▶ _Exercise_
Please find all lines in the data that hold the string "this" and copy them.

### Information provided ###

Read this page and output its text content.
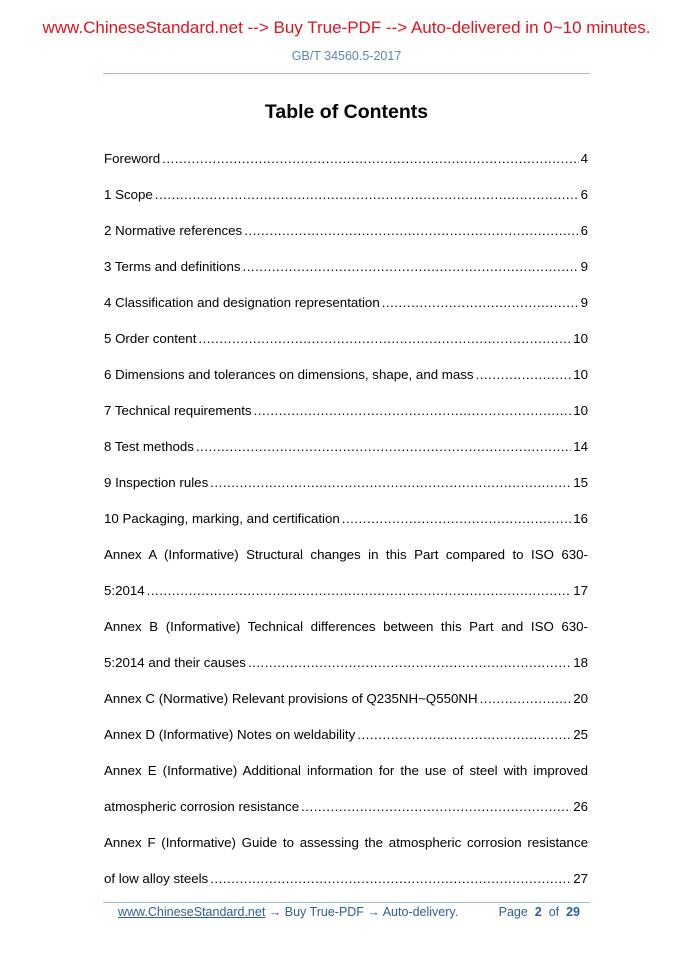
www.ChineseStandard.net --> Buy True-PDF --> Auto-delivered in 0~10 minutes.
GB/T 34560.5-2017
Table of Contents
Foreword .....	4
1 Scope .....	6
2 Normative references .....	6
3 Terms and definitions .....	9
4 Classification and designation representation .....	9
5 Order content .....	10
6 Dimensions and tolerances on dimensions, shape, and mass .....	10
7 Technical requirements .....	10
8 Test methods .....	14
9 Inspection rules .....	15
10 Packaging, marking, and certification .....	16
Annex A (Informative) Structural changes in this Part compared to ISO 630-
5:2014 .....	17
Annex B (Informative) Technical differences between this Part and ISO 630-
5:2014 and their causes .....	18
Annex C (Normative) Relevant provisions of Q235NH~Q550NH .....	20
Annex D (Informative) Notes on weldability .....	25
Annex E (Informative) Additional information for the use of steel with improved
atmospheric corrosion resistance .....	26
Annex F (Informative) Guide to assessing the atmospheric corrosion resistance
of low alloy steels .....	27
www.ChineseStandard.net → Buy True-PDF → Auto-delivery.	Page 2 of 29
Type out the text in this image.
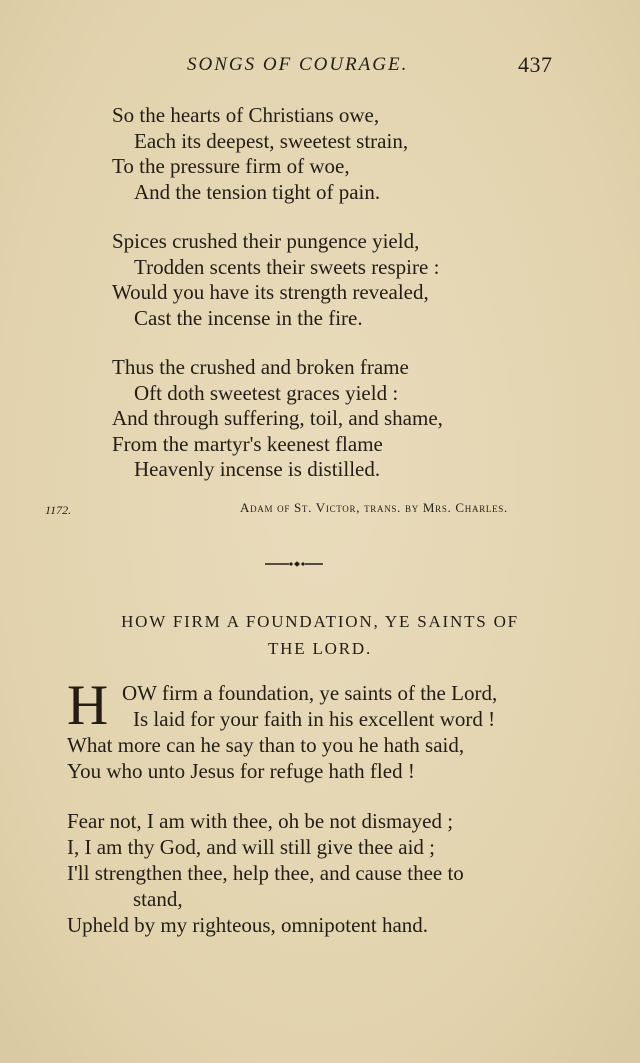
SONGS OF COURAGE.	437
So the hearts of Christians owe,
Each its deepest, sweetest strain,
To the pressure firm of woe,
And the tension tight of pain.
Spices crushed their pungence yield,
Trodden scents their sweets respire :
Would you have its strength revealed,
Cast the incense in the fire.
Thus the crushed and broken frame
Oft doth sweetest graces yield :
And through suffering, toil, and shame,
From the martyr's keenest flame
Heavenly incense is distilled.
1172.	Adam of St. Victor, trans. by Mrs. Charles.
HOW FIRM A FOUNDATION, YE SAINTS OF
THE LORD.
H OW firm a foundation, ye saints of the Lord,
Is laid for your faith in his excellent word !
What more can he say than to you he hath said,
You who unto Jesus for refuge hath fled !
Fear not, I am with thee, oh be not dismayed ;
I, I am thy God, and will still give thee aid ;
I'll strengthen thee, help thee, and cause thee to
stand,
Upheld by my righteous, omnipotent hand.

###

▶ _Finished task_
Read this page and output its text content.
Annex A (Informative) Structural changes in this Part compared to ISO 630-
Annex B (Informative) Technical differences between this Part and ISO 630-
Type out the text in this image.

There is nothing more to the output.